## BEGIN RECORD EXCERPTS
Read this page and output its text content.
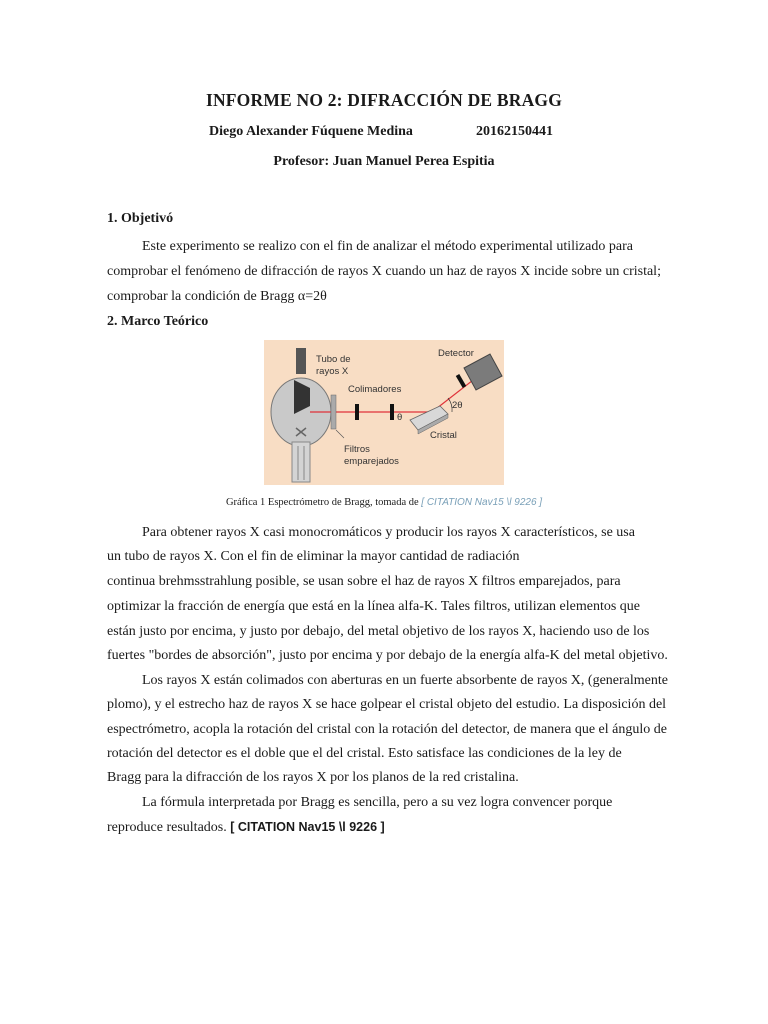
INFORME NO 2: DIFRACCIÓN DE BRAGG
Diego Alexander Fúquene Medina	20162150441
Profesor: Juan Manuel Perea Espitia
1. Objetivó
Este experimento se realizo con el fin de analizar el método experimental utilizado para
comprobar el fenómeno de difracción de rayos X cuando un haz de rayos X incide sobre un cristal;
comprobar la condición de Bragg α=2θ
2. Marco Teórico
Tubo de
rayos X
Colimadores
Detector
θ
2θ
Cristal
Filtros
emparejados
Gráfica 1 Espectrómetro de Bragg, tomada de [ CITATION Nav15 \l 9226 ]
Para obtener rayos X casi monocromáticos y producir los rayos X característicos, se usa
un tubo de rayos X. Con el fin de eliminar la mayor cantidad de radiación
continua brehmsstrahlung posible, se usan sobre el haz de rayos X filtros emparejados, para
optimizar la fracción de energía que está en la línea alfa-K. Tales filtros, utilizan elementos que
están justo por encima, y justo por debajo, del metal objetivo de los rayos X, haciendo uso de los
fuertes "bordes de absorción", justo por encima y por debajo de la energía alfa-K del metal objetivo.
Los rayos X están colimados con aberturas en un fuerte absorbente de rayos X, (generalmente
plomo), y el estrecho haz de rayos X se hace golpear el cristal objeto del estudio. La disposición del
espectrómetro, acopla la rotación del cristal con la rotación del detector, de manera que el ángulo de
rotación del detector es el doble que el del cristal. Esto satisface las condiciones de la ley de
Bragg para la difracción de los rayos X por los planos de la red cristalina.
La fórmula interpretada por Bragg es sencilla, pero a su vez logra convencer porque
reproduce resultados. [ CITATION Nav15 \l 9226 ]
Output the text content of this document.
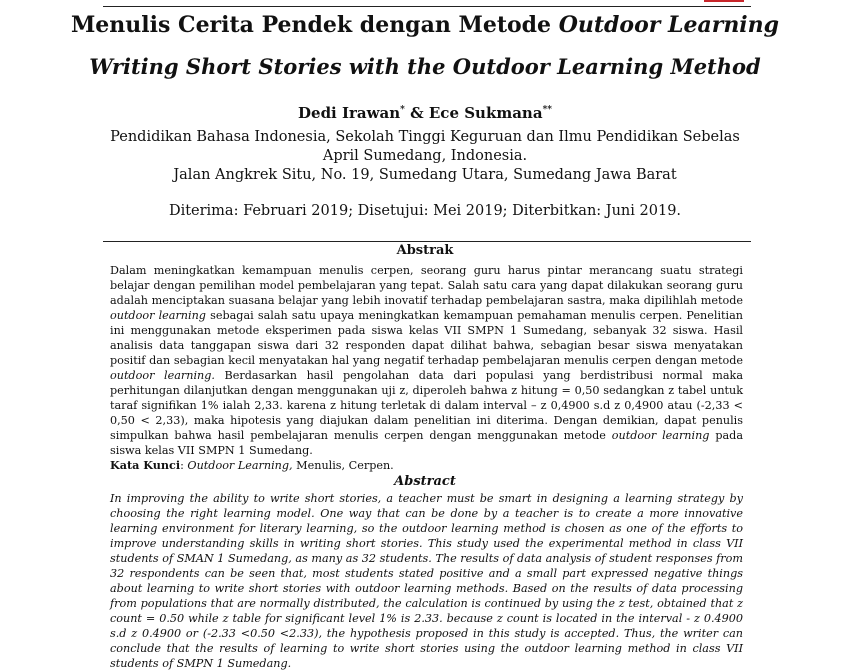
Menulis Cerita Pendek dengan Metode Outdoor Learning
Writing Short Stories with the Outdoor Learning Method
Dedi Irawan* & Ece Sukmana**
Pendidikan Bahasa Indonesia, Sekolah Tinggi Keguruan dan Ilmu Pendidikan Sebelas April Sumedang, Indonesia.
Jalan Angkrek Situ, No. 19, Sumedang Utara, Sumedang Jawa Barat
Diterima: Februari 2019; Disetujui: Mei 2019; Diterbitkan: Juni 2019.
Abstrak
Dalam meningkatkan kemampuan menulis cerpen, seorang guru harus pintar merancang suatu strategi belajar dengan pemilihan model pembelajaran yang tepat. Salah satu cara yang dapat dilakukan seorang guru adalah menciptakan suasana belajar yang lebih inovatif terhadap pembelajaran sastra, maka dipilihlah metode outdoor learning sebagai salah satu upaya meningkatkan kemampuan pemahaman menulis cerpen. Penelitian ini menggunakan metode eksperimen pada siswa kelas VII SMPN 1 Sumedang, sebanyak 32 siswa. Hasil analisis data tanggapan siswa dari 32 responden dapat dilihat bahwa, sebagian besar siswa menyatakan positif dan sebagian kecil menyatakan hal yang negatif terhadap pembelajaran menulis cerpen dengan metode outdoor learning. Berdasarkan hasil pengolahan data dari populasi yang berdistribusi normal maka perhitungan dilanjutkan dengan menggunakan uji z, diperoleh bahwa z hitung = 0,50 sedangkan z tabel untuk taraf signifikan 1% ialah 2,33. karena z hitung terletak di dalam interval – z 0,4900 s.d z 0,4900 atau (-2,33 < 0,50 < 2,33), maka hipotesis yang diajukan dalam penelitian ini diterima. Dengan demikian, dapat penulis simpulkan bahwa hasil pembelajaran menulis cerpen dengan menggunakan metode outdoor learning pada siswa kelas VII SMPN 1 Sumedang.
Kata Kunci: Outdoor Learning, Menulis, Cerpen.
Abstract
In improving the ability to write short stories, a teacher must be smart in designing a learning strategy by choosing the right learning model. One way that can be done by a teacher is to create a more innovative learning environment for literary learning, so the outdoor learning method is chosen as one of the efforts to improve understanding skills in writing short stories. This study used the experimental method in class VII students of SMAN 1 Sumedang, as many as 32 students. The results of data analysis of student responses from 32 respondents can be seen that, most students stated positive and a small part expressed negative things about learning to write short stories with outdoor learning methods. Based on the results of data processing from populations that are normally distributed, the calculation is continued by using the z test, obtained that z count = 0.50 while z table for significant level 1% is 2.33. because z count is located in the interval - z 0.4900 s.d z 0.4900 or (-2.33 <0.50 <2.33), the hypothesis proposed in this study is accepted. Thus, the writer can conclude that the results of learning to write short stories using the outdoor learning method in class VII students of SMPN 1 Sumedang.
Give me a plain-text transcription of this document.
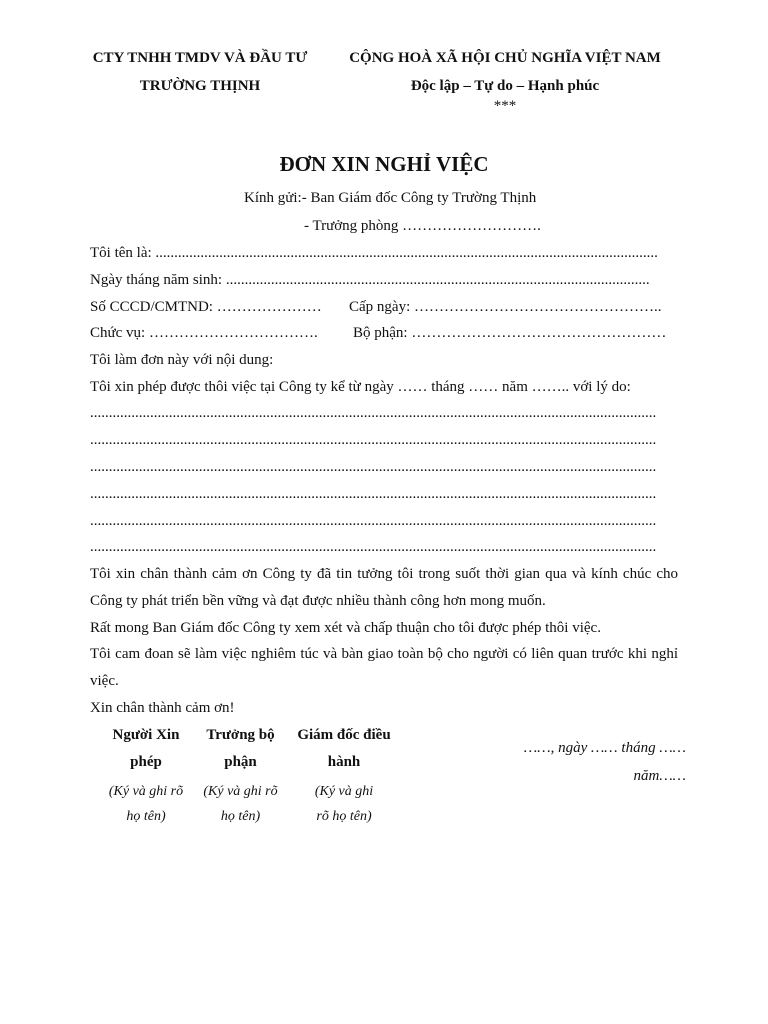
CTY TNHH TMDV VÀ ĐẦU TƯ
TRƯỜNG THỊNH
CỘNG HOÀ XÃ HỘI CHỦ NGHĨA VIỆT NAM
Độc lập – Tự do – Hạnh phúc
***
ĐƠN XIN NGHỈ VIỆC
Kính gửi:- Ban Giám đốc Công ty Trường Thịnh
- Trưởng phòng ……………………….
Tôi tên là: ......................................................................................................................................
Ngày tháng năm sinh: .................................................................................................................
Số CCCD/CMTND: ………………… Cấp ngày: …………………………………………..
Chức vụ: ……………………………. Bộ phận: ……………………………………………
Tôi làm đơn này với nội dung:
Tôi xin phép được thôi việc tại Công ty kể từ ngày …… tháng …… năm …….. với lý do:
.......................................................................................................................................................
.......................................................................................................................................................
.......................................................................................................................................................
.......................................................................................................................................................
.......................................................................................................................................................
.......................................................................................................................................................
Tôi xin chân thành cảm ơn Công ty đã tin tưởng tôi trong suốt thời gian qua và kính chúc cho Công ty phát triển bền vững và đạt được nhiều thành công hơn mong muốn.
Rất mong Ban Giám đốc Công ty xem xét và chấp thuận cho tôi được phép thôi việc.
Tôi cam đoan sẽ làm việc nghiêm túc và bàn giao toàn bộ cho người có liên quan trước khi nghỉ việc.
Xin chân thành cảm ơn!
Người Xin phép
(Ký và ghi rõ họ tên)
Trưởng bộ phận
(Ký và ghi rõ họ tên)
Giám đốc điều hành
(Ký và ghi rõ họ tên)
……, ngày …… tháng …… năm……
## END RECORD EXCERPTS
TASK OBJECTIVE: Without the pictures, transcribe the listing above exactly.

ANSWER TO THIS EXERCISE:
Read this page and output its text content.
INFORME NO 2: DIFRACCIÓN DE BRAGG
Diego Alexander Fúquene Medina	20162150441
Profesor: Juan Manuel Perea Espitia
1. Objetivó
Este experimento se realizo con el fin de analizar el método experimental utilizado para
comprobar el fenómeno de difracción de rayos X cuando un haz de rayos X incide sobre un cristal;
comprobar la condición de Bragg α=2θ
2. Marco Teórico
Tubo de
rayos X
Colimadores
Detector
θ
2θ
Cristal
Filtros
emparejados
Gráfica 1 Espectrómetro de Bragg, tomada de [ CITATION Nav15 \l 9226 ]
Para obtener rayos X casi monocromáticos y producir los rayos X característicos, se usa
un tubo de rayos X. Con el fin de eliminar la mayor cantidad de radiación
continua brehmsstrahlung posible, se usan sobre el haz de rayos X filtros emparejados, para
optimizar la fracción de energía que está en la línea alfa-K. Tales filtros, utilizan elementos que
están justo por encima, y justo por debajo, del metal objetivo de los rayos X, haciendo uso de los
fuertes "bordes de absorción", justo por encima y por debajo de la energía alfa-K del metal objetivo.
Los rayos X están colimados con aberturas en un fuerte absorbente de rayos X, (generalmente
plomo), y el estrecho haz de rayos X se hace golpear el cristal objeto del estudio. La disposición del
espectrómetro, acopla la rotación del cristal con la rotación del detector, de manera que el ángulo de
rotación del detector es el doble que el del cristal. Esto satisface las condiciones de la ley de
Bragg para la difracción de los rayos X por los planos de la red cristalina.
La fórmula interpretada por Bragg es sencilla, pero a su vez logra convencer porque
reproduce resultados. [ CITATION Nav15 \l 9226 ]
Output the text content of this document.
Menulis Cerita Pendek dengan Metode Outdoor Learning
Writing Short Stories with the Outdoor Learning Method
Dedi Irawan* & Ece Sukmana**
Pendidikan Bahasa Indonesia, Sekolah Tinggi Keguruan dan Ilmu Pendidikan Sebelas April Sumedang, Indonesia.
Jalan Angkrek Situ, No. 19, Sumedang Utara, Sumedang Jawa Barat
Diterima: Februari 2019; Disetujui: Mei 2019; Diterbitkan: Juni 2019.
Abstrak
Dalam meningkatkan kemampuan menulis cerpen, seorang guru harus pintar merancang suatu strategi belajar dengan pemilihan model pembelajaran yang tepat. Salah satu cara yang dapat dilakukan seorang guru adalah menciptakan suasana belajar yang lebih inovatif terhadap pembelajaran sastra, maka dipilihlah metode outdoor learning sebagai salah satu upaya meningkatkan kemampuan pemahaman menulis cerpen. Penelitian ini menggunakan metode eksperimen pada siswa kelas VII SMPN 1 Sumedang, sebanyak 32 siswa. Hasil analisis data tanggapan siswa dari 32 responden dapat dilihat bahwa, sebagian besar siswa menyatakan positif dan sebagian kecil menyatakan hal yang negatif terhadap pembelajaran menulis cerpen dengan metode outdoor learning. Berdasarkan hasil pengolahan data dari populasi yang berdistribusi normal maka perhitungan dilanjutkan dengan menggunakan uji z, diperoleh bahwa z hitung = 0,50 sedangkan z tabel untuk taraf signifikan 1% ialah 2,33. karena z hitung terletak di dalam interval – z 0,4900 s.d z 0,4900 atau (-2,33 < 0,50 < 2,33), maka hipotesis yang diajukan dalam penelitian ini diterima. Dengan demikian, dapat penulis simpulkan bahwa hasil pembelajaran menulis cerpen dengan menggunakan metode outdoor learning pada siswa kelas VII SMPN 1 Sumedang.
Kata Kunci: Outdoor Learning, Menulis, Cerpen.
Abstract
In improving the ability to write short stories, a teacher must be smart in designing a learning strategy by choosing the right learning model. One way that can be done by a teacher is to create a more innovative learning environment for literary learning, so the outdoor learning method is chosen as one of the efforts to improve understanding skills in writing short stories. This study used the experimental method in class VII students of SMAN 1 Sumedang, as many as 32 students. The results of data analysis of student responses from 32 respondents can be seen that, most students stated positive and a small part expressed negative things about learning to write short stories with outdoor learning methods. Based on the results of data processing from populations that are normally distributed, the calculation is continued by using the z test, obtained that z count = 0.50 while z table for significant level 1% is 2.33. because z count is located in the interval - z 0.4900 s.d z 0.4900 or (-2.33 <0.50 <2.33), the hypothesis proposed in this study is accepted. Thus, the writer can conclude that the results of learning to write short stories using the outdoor learning method in class VII students of SMPN 1 Sumedang.
Give me a plain-text transcription of this document.
CTY TNHH TMDV VÀ ĐẦU TƯ
TRƯỜNG THỊNH
CỘNG HOÀ XÃ HỘI CHỦ NGHĨA VIỆT NAM
Độc lập – Tự do – Hạnh phúc
***
ĐƠN XIN NGHỈ VIỆC
Kính gửi:- Ban Giám đốc Công ty Trường Thịnh
- Trưởng phòng ……………………….
Tôi tên là: ......................................................................................................................................
Ngày tháng năm sinh: .................................................................................................................
Số CCCD/CMTND: ………………… Cấp ngày: …………………………………………..
Chức vụ: ……………………………. Bộ phận: ……………………………………………
Tôi làm đơn này với nội dung:
Tôi xin phép được thôi việc tại Công ty kể từ ngày …… tháng …… năm …….. với lý do:
.......................................................................................................................................................
.......................................................................................................................................................
.......................................................................................................................................................
.......................................................................................................................................................
.......................................................................................................................................................
.......................................................................................................................................................
Tôi xin chân thành cảm ơn Công ty đã tin tưởng tôi trong suốt thời gian qua và kính chúc cho Công ty phát triển bền vững và đạt được nhiều thành công hơn mong muốn.
Rất mong Ban Giám đốc Công ty xem xét và chấp thuận cho tôi được phép thôi việc.
Tôi cam đoan sẽ làm việc nghiêm túc và bàn giao toàn bộ cho người có liên quan trước khi nghỉ việc.
Xin chân thành cảm ơn!
Người Xin phép
(Ký và ghi rõ họ tên)
Trưởng bộ phận
(Ký và ghi rõ họ tên)
Giám đốc điều hành
(Ký và ghi rõ họ tên)
……, ngày …… tháng …… năm……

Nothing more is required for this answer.